+++ Listed records +++
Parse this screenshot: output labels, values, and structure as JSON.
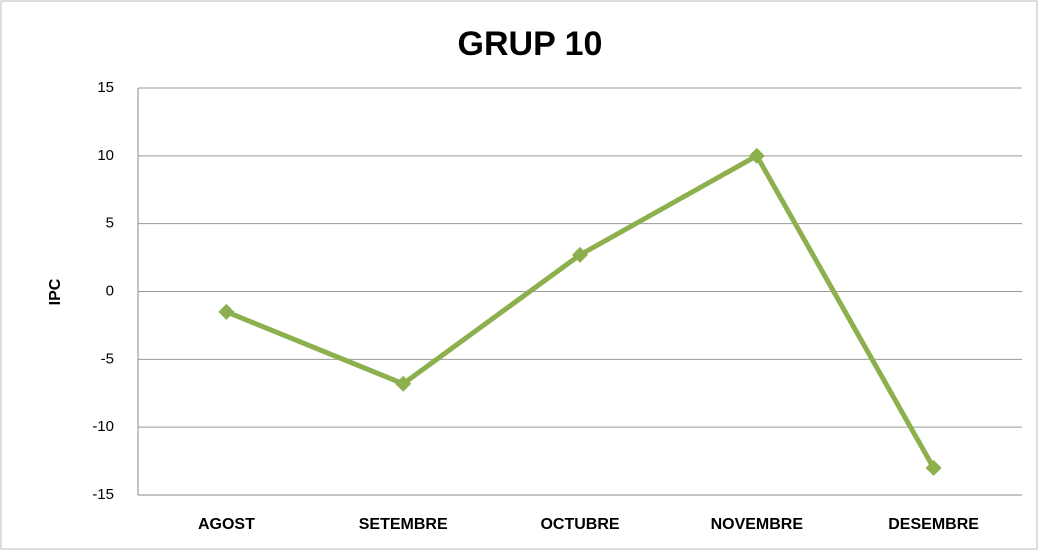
{
  "chart_data": {
    "type": "line",
    "title": "GRUP 10",
    "y_label": "IPC",
    "categories": [
      "AGOST",
      "SETEMBRE",
      "OCTUBRE",
      "NOVEMBRE",
      "DESEMBRE"
    ],
    "series": [
      {
        "name": "IPC",
        "color": "#8db04e",
        "values": [
          -1.5,
          -6.8,
          2.7,
          10,
          -13
        ]
      }
    ],
    "ylim": [
      -15,
      15
    ],
    "yticks": [
      -15,
      -10,
      -5,
      0,
      5,
      10,
      15
    ],
    "grid": true
  }
}
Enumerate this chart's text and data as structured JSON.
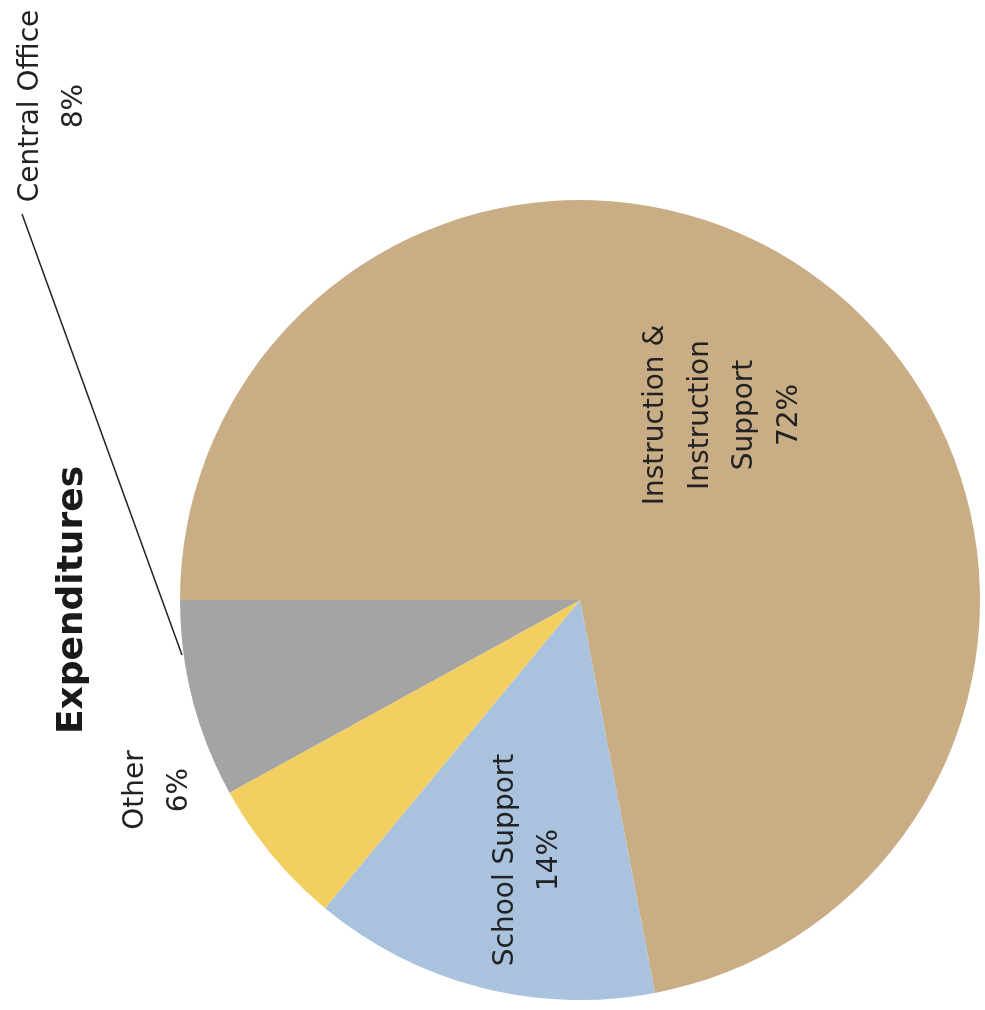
{
  "chart_data": {
    "type": "pie",
    "title": "Expenditures",
    "categories": [
      "Instruction & Instruction Support",
      "School Support",
      "Other",
      "Central Office"
    ],
    "values": [
      72,
      14,
      6,
      8
    ],
    "value_labels": [
      "72%",
      "14%",
      "6%",
      "8%"
    ],
    "colors": [
      "#c9ad84",
      "#a9c2dd",
      "#f2cf60",
      "#a4a4a4"
    ]
  }
}
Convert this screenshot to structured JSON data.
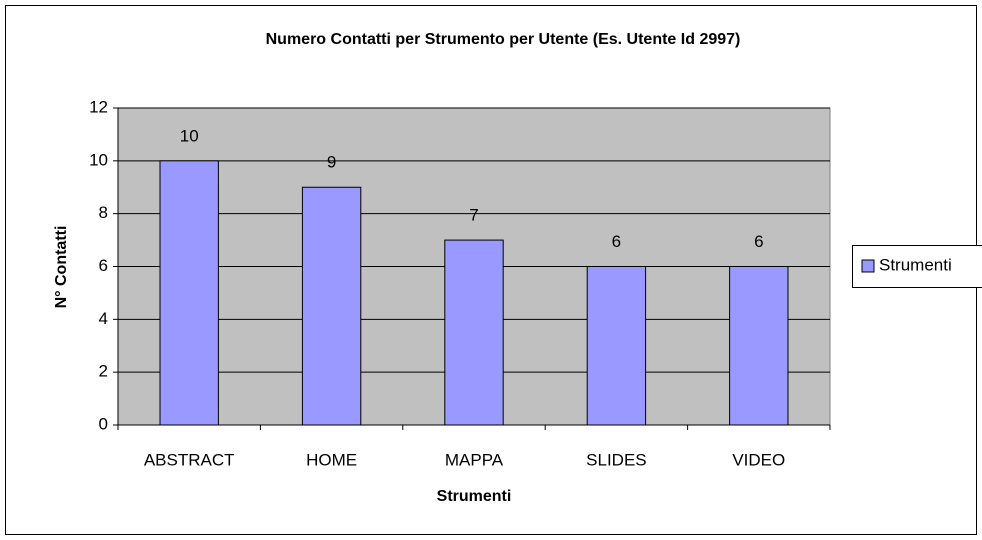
{
  "chart_data": {
    "type": "bar",
    "title": "Numero Contatti per Strumento per Utente (Es. Utente Id 2997)",
    "x_label": "Strumenti",
    "y_label": "N° Contatti",
    "categories": [
      "ABSTRACT",
      "HOME",
      "MAPPA",
      "SLIDES",
      "VIDEO"
    ],
    "series": [
      {
        "name": "Strumenti",
        "color": "#9999ff",
        "values": [
          10,
          9,
          7,
          6,
          6
        ]
      }
    ],
    "ylim": [
      0,
      12
    ],
    "yticks": [
      0,
      2,
      4,
      6,
      8,
      10,
      12
    ],
    "grid": true,
    "legend": "right"
  }
}
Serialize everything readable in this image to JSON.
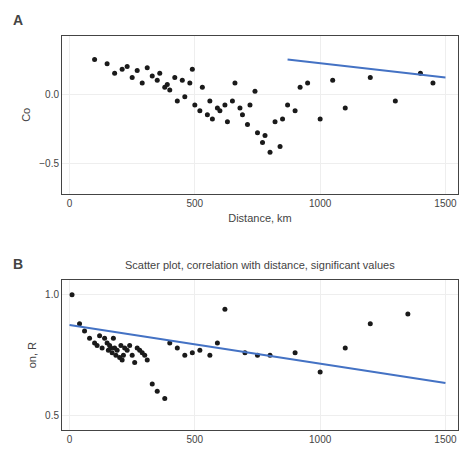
{
  "chart_data": [
    {
      "type": "scatter",
      "annotations": [
        "A"
      ],
      "x_label": "Distance, km",
      "y_label": "Co",
      "xlim": [
        -30,
        1550
      ],
      "ylim": [
        -0.72,
        0.42
      ],
      "xticks": [
        0,
        500,
        1000,
        1500
      ],
      "yticks": [
        {
          "value": 0.0,
          "label": "0.0"
        },
        -0.5
      ],
      "grid": true,
      "series": [
        {
          "type": "scatter",
          "color": "#1a1a1a",
          "x": [
            100,
            150,
            180,
            210,
            230,
            250,
            270,
            290,
            310,
            330,
            350,
            360,
            380,
            390,
            400,
            420,
            430,
            450,
            460,
            480,
            490,
            500,
            520,
            530,
            550,
            560,
            570,
            590,
            600,
            620,
            630,
            650,
            660,
            680,
            690,
            710,
            720,
            740,
            750,
            770,
            780,
            800,
            820,
            840,
            850,
            870,
            900,
            920,
            950,
            1000,
            1050,
            1100,
            1200,
            1300,
            1400,
            1450
          ],
          "values": [
            0.25,
            0.22,
            0.15,
            0.18,
            0.2,
            0.12,
            0.17,
            0.08,
            0.19,
            0.13,
            0.1,
            0.15,
            0.05,
            0.07,
            0.03,
            0.12,
            -0.05,
            0.1,
            -0.02,
            0.08,
            0.18,
            -0.08,
            -0.12,
            0.05,
            -0.15,
            -0.05,
            -0.18,
            -0.1,
            -0.12,
            -0.08,
            -0.2,
            -0.05,
            0.08,
            -0.1,
            -0.15,
            -0.22,
            -0.08,
            0.02,
            -0.28,
            -0.35,
            -0.3,
            -0.42,
            -0.2,
            -0.38,
            -0.18,
            -0.08,
            -0.12,
            0.05,
            0.08,
            -0.18,
            0.1,
            -0.1,
            0.12,
            -0.05,
            0.15,
            0.08
          ]
        },
        {
          "type": "line",
          "color": "#4472c4",
          "x": [
            870,
            1500
          ],
          "values": [
            0.25,
            0.12
          ]
        }
      ]
    },
    {
      "type": "scatter",
      "title": "Scatter plot, correlation with distance, significant values",
      "annotations": [
        "B"
      ],
      "y_label": "on, R",
      "xlim": [
        -30,
        1550
      ],
      "ylim": [
        0.44,
        1.06
      ],
      "xticks": [
        0,
        500,
        1000,
        1500
      ],
      "yticks": [
        0.5,
        {
          "value": 1.0,
          "label": "1.0"
        }
      ],
      "grid": true,
      "series": [
        {
          "type": "scatter",
          "color": "#1a1a1a",
          "x": [
            10,
            40,
            60,
            80,
            100,
            110,
            120,
            130,
            140,
            150,
            155,
            160,
            165,
            170,
            175,
            180,
            185,
            190,
            200,
            205,
            210,
            215,
            220,
            230,
            240,
            250,
            260,
            270,
            280,
            290,
            300,
            310,
            330,
            350,
            380,
            400,
            430,
            460,
            490,
            520,
            560,
            590,
            620,
            700,
            750,
            800,
            900,
            1000,
            1100,
            1200,
            1350
          ],
          "values": [
            1.0,
            0.88,
            0.85,
            0.82,
            0.8,
            0.79,
            0.83,
            0.78,
            0.82,
            0.8,
            0.77,
            0.79,
            0.78,
            0.76,
            0.82,
            0.78,
            0.75,
            0.77,
            0.74,
            0.79,
            0.73,
            0.75,
            0.78,
            0.77,
            0.79,
            0.75,
            0.72,
            0.78,
            0.77,
            0.76,
            0.75,
            0.73,
            0.63,
            0.6,
            0.57,
            0.8,
            0.78,
            0.75,
            0.76,
            0.77,
            0.75,
            0.8,
            0.94,
            0.76,
            0.75,
            0.75,
            0.76,
            0.68,
            0.78,
            0.88,
            0.92
          ]
        },
        {
          "type": "line",
          "color": "#4472c4",
          "x": [
            0,
            1500
          ],
          "values": [
            0.875,
            0.635
          ]
        }
      ]
    }
  ]
}
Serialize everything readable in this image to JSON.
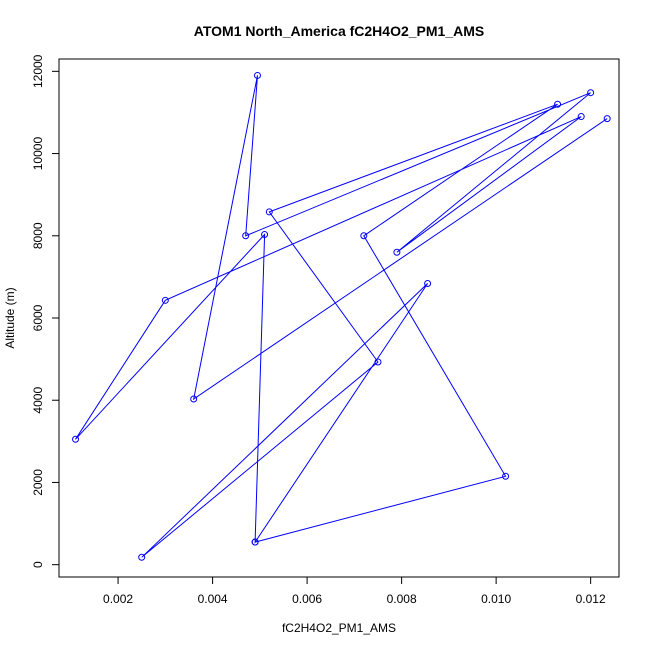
{
  "chart_data": {
    "type": "line",
    "title": "ATOM1 North_America fC2H4O2_PM1_AMS",
    "xlabel": "fC2H4O2_PM1_AMS",
    "ylabel": "Altitude (m)",
    "xlim": [
      0.00075,
      0.0126
    ],
    "ylim": [
      -300,
      12300
    ],
    "xticks": [
      0.002,
      0.004,
      0.006,
      0.008,
      0.01,
      0.012
    ],
    "xtick_labels": [
      "0.002",
      "0.004",
      "0.006",
      "0.008",
      "0.010",
      "0.012"
    ],
    "yticks": [
      0,
      2000,
      4000,
      6000,
      8000,
      10000,
      12000
    ],
    "ytick_labels": [
      "0",
      "2000",
      "4000",
      "6000",
      "8000",
      "10000",
      "12000"
    ],
    "grid": false,
    "line_color": "#0000ff",
    "marker": "open-circle",
    "series": [
      {
        "x": [
          0.0049,
          0.0102,
          0.0072,
          0.0113,
          0.0052,
          0.0075,
          0.0025,
          0.00855,
          0.0049,
          0.0051,
          0.0011,
          0.003,
          0.0118,
          0.0079,
          0.012,
          0.0047,
          0.00495,
          0.0036,
          0.01235
        ],
        "y": [
          550,
          2150,
          8000,
          11200,
          8580,
          4930,
          180,
          6840,
          550,
          8030,
          3050,
          6430,
          10900,
          7600,
          11480,
          8000,
          11900,
          4030,
          10850
        ]
      }
    ]
  }
}
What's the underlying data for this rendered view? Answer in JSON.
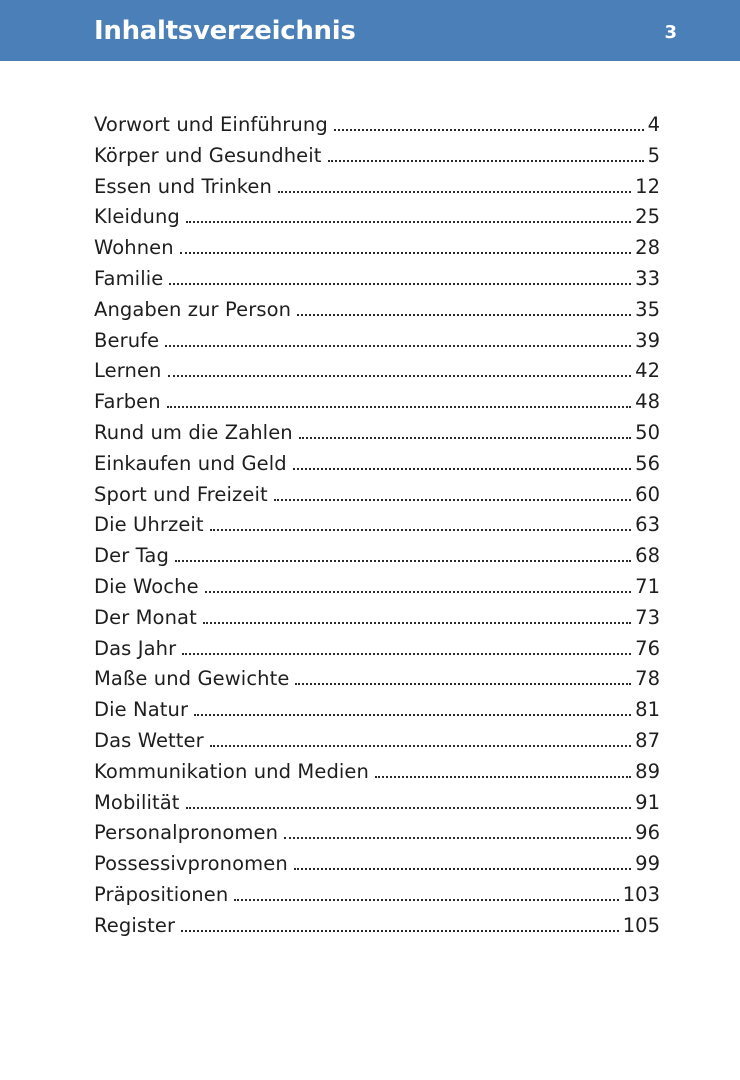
{
  "header": {
    "title": "Inhaltsverzeichnis",
    "page_number": "3",
    "bar_color": "#4a7fb8"
  },
  "toc": {
    "entries": [
      {
        "label": "Vorwort und Einführung",
        "page": "4"
      },
      {
        "label": "Körper und Gesundheit",
        "page": "5"
      },
      {
        "label": "Essen und Trinken",
        "page": "12"
      },
      {
        "label": "Kleidung",
        "page": "25"
      },
      {
        "label": "Wohnen",
        "page": "28"
      },
      {
        "label": "Familie",
        "page": "33"
      },
      {
        "label": "Angaben zur Person",
        "page": "35"
      },
      {
        "label": "Berufe",
        "page": "39"
      },
      {
        "label": "Lernen",
        "page": "42"
      },
      {
        "label": "Farben",
        "page": "48"
      },
      {
        "label": "Rund um die Zahlen",
        "page": "50"
      },
      {
        "label": "Einkaufen und Geld",
        "page": "56"
      },
      {
        "label": "Sport und Freizeit",
        "page": "60"
      },
      {
        "label": "Die Uhrzeit",
        "page": "63"
      },
      {
        "label": "Der Tag",
        "page": "68"
      },
      {
        "label": "Die Woche",
        "page": "71"
      },
      {
        "label": "Der Monat",
        "page": "73"
      },
      {
        "label": "Das Jahr",
        "page": "76"
      },
      {
        "label": "Maße und Gewichte",
        "page": "78"
      },
      {
        "label": "Die Natur",
        "page": "81"
      },
      {
        "label": "Das Wetter",
        "page": "87"
      },
      {
        "label": "Kommunikation und Medien",
        "page": "89"
      },
      {
        "label": "Mobilität",
        "page": "91"
      },
      {
        "label": "Personalpronomen",
        "page": "96"
      },
      {
        "label": "Possessivpronomen",
        "page": "99"
      },
      {
        "label": "Präpositionen",
        "page": "103"
      },
      {
        "label": "Register",
        "page": "105"
      }
    ]
  }
}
+++
(Short exercise)
Give the number of lines that hold the word "structured" in these records, with nothing added.

(Response to the task)
2